**Provided records:**
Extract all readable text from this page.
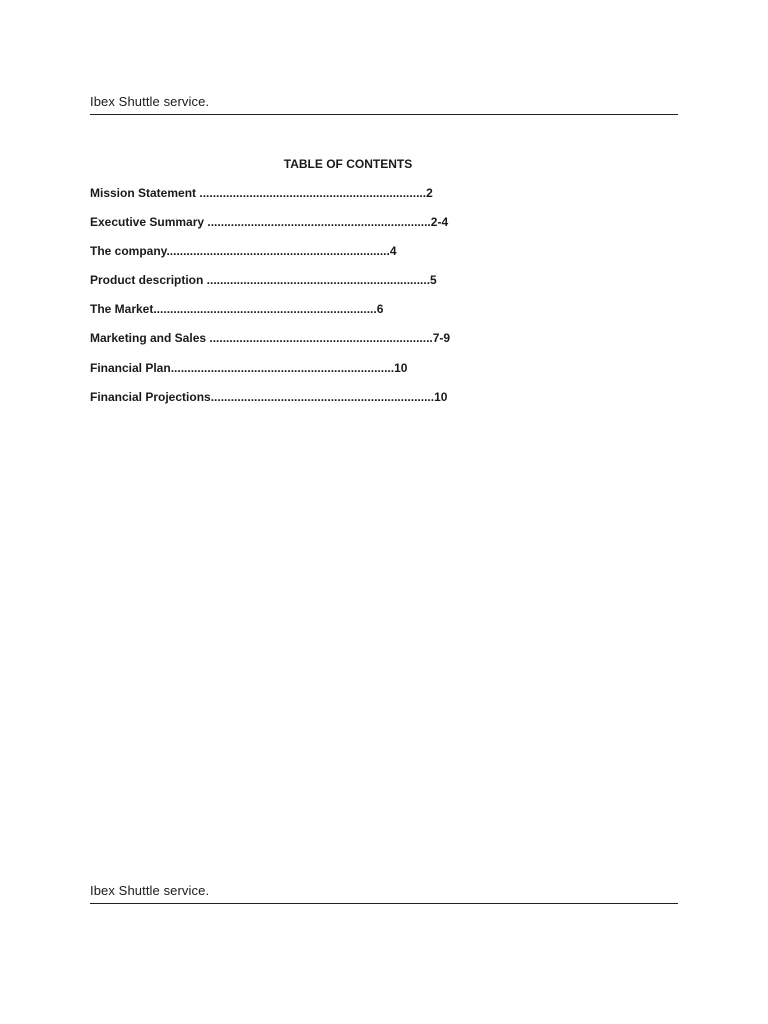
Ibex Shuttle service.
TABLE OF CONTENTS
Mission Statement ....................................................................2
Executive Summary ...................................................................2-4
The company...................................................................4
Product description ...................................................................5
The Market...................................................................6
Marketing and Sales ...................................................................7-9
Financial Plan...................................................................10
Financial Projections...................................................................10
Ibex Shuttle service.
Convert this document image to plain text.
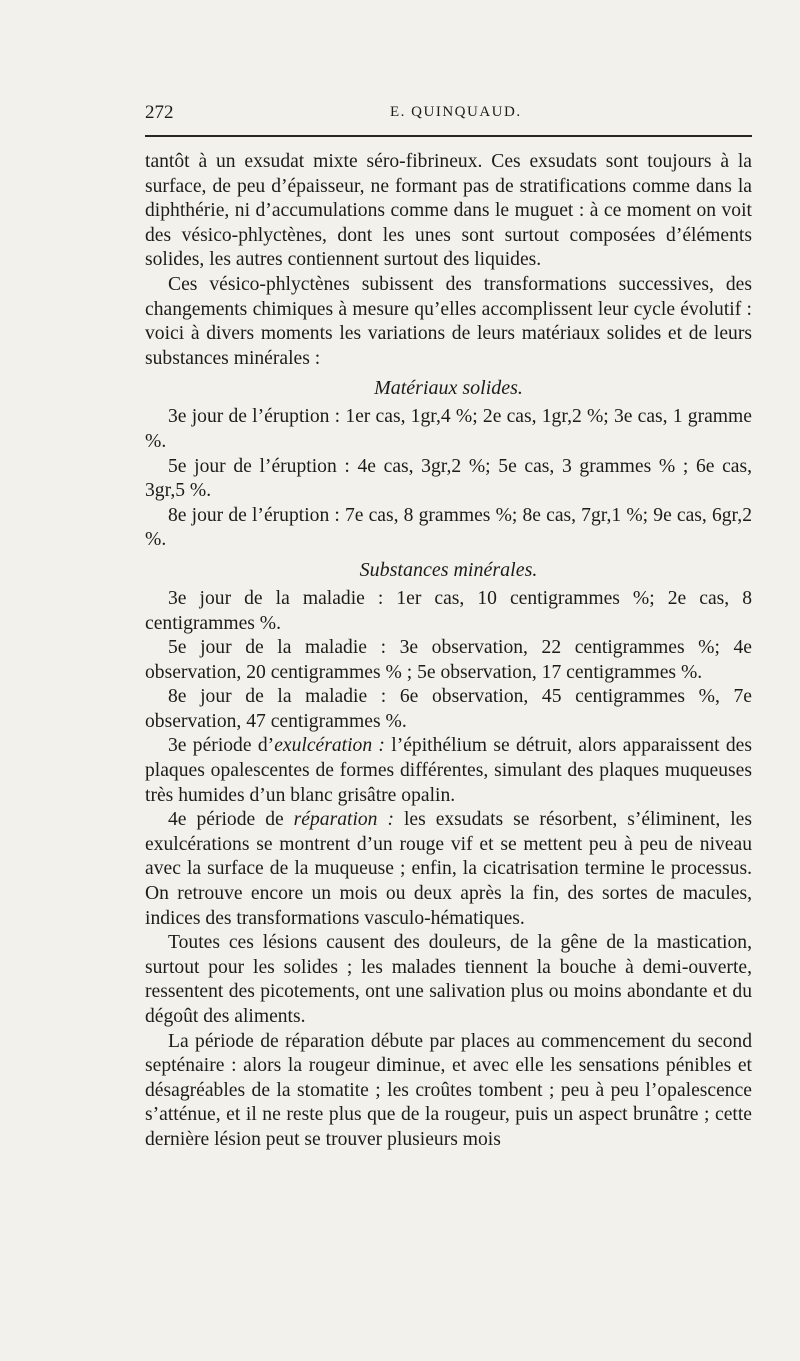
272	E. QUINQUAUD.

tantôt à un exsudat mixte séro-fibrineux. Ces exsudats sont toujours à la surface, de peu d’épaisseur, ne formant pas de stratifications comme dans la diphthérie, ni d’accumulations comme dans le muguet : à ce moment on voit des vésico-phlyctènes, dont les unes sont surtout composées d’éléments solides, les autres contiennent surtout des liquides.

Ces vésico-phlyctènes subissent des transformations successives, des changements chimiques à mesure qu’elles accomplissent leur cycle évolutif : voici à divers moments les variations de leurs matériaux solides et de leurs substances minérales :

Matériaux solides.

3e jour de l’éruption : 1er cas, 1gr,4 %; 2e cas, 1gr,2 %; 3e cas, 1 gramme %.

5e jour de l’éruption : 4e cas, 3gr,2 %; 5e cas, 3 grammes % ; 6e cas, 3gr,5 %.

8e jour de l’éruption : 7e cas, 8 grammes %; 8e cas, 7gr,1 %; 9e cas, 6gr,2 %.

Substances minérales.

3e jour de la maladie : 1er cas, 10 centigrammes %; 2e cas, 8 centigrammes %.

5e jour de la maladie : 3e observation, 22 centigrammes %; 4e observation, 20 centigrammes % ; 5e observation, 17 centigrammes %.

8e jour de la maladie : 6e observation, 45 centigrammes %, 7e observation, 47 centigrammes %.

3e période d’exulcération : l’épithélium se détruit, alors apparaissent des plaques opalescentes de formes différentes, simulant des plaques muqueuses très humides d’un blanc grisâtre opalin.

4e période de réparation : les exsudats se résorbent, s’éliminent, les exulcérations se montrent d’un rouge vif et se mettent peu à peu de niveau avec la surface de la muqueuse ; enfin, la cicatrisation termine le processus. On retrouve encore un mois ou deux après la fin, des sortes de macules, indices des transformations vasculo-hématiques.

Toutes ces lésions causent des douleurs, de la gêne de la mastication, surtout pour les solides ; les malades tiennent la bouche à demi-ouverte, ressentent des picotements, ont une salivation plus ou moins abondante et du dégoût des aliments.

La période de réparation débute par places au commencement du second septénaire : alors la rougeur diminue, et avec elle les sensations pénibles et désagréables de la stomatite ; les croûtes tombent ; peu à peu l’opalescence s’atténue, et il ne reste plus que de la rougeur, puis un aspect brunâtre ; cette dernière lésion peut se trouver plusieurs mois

**Stated problem:** Leave out the pictures and give the listing above again exactly.

**Finished exercise:**
Extract all readable text from this page.
Ibex Shuttle service.
TABLE OF CONTENTS
Mission Statement ....................................................................2
Executive Summary ...................................................................2-4
The company...................................................................4
Product description ...................................................................5
The Market...................................................................6
Marketing and Sales ...................................................................7-9
Financial Plan...................................................................10
Financial Projections...................................................................10
Ibex Shuttle service.
Convert this document image to plain text.
272	E. QUINQUAUD.

tantôt à un exsudat mixte séro-fibrineux. Ces exsudats sont toujours à la surface, de peu d’épaisseur, ne formant pas de stratifications comme dans la diphthérie, ni d’accumulations comme dans le muguet : à ce moment on voit des vésico-phlyctènes, dont les unes sont surtout composées d’éléments solides, les autres contiennent surtout des liquides.

Ces vésico-phlyctènes subissent des transformations successives, des changements chimiques à mesure qu’elles accomplissent leur cycle évolutif : voici à divers moments les variations de leurs matériaux solides et de leurs substances minérales :

Matériaux solides.

3e jour de l’éruption : 1er cas, 1gr,4 %; 2e cas, 1gr,2 %; 3e cas, 1 gramme %.

5e jour de l’éruption : 4e cas, 3gr,2 %; 5e cas, 3 grammes % ; 6e cas, 3gr,5 %.

8e jour de l’éruption : 7e cas, 8 grammes %; 8e cas, 7gr,1 %; 9e cas, 6gr,2 %.

Substances minérales.

3e jour de la maladie : 1er cas, 10 centigrammes %; 2e cas, 8 centigrammes %.

5e jour de la maladie : 3e observation, 22 centigrammes %; 4e observation, 20 centigrammes % ; 5e observation, 17 centigrammes %.

8e jour de la maladie : 6e observation, 45 centigrammes %, 7e observation, 47 centigrammes %.

3e période d’exulcération : l’épithélium se détruit, alors apparaissent des plaques opalescentes de formes différentes, simulant des plaques muqueuses très humides d’un blanc grisâtre opalin.

4e période de réparation : les exsudats se résorbent, s’éliminent, les exulcérations se montrent d’un rouge vif et se mettent peu à peu de niveau avec la surface de la muqueuse ; enfin, la cicatrisation termine le processus. On retrouve encore un mois ou deux après la fin, des sortes de macules, indices des transformations vasculo-hématiques.

Toutes ces lésions causent des douleurs, de la gêne de la mastication, surtout pour les solides ; les malades tiennent la bouche à demi-ouverte, ressentent des picotements, ont une salivation plus ou moins abondante et du dégoût des aliments.

La période de réparation débute par places au commencement du second septénaire : alors la rougeur diminue, et avec elle les sensations pénibles et désagréables de la stomatite ; les croûtes tombent ; peu à peu l’opalescence s’atténue, et il ne reste plus que de la rougeur, puis un aspect brunâtre ; cette dernière lésion peut se trouver plusieurs mois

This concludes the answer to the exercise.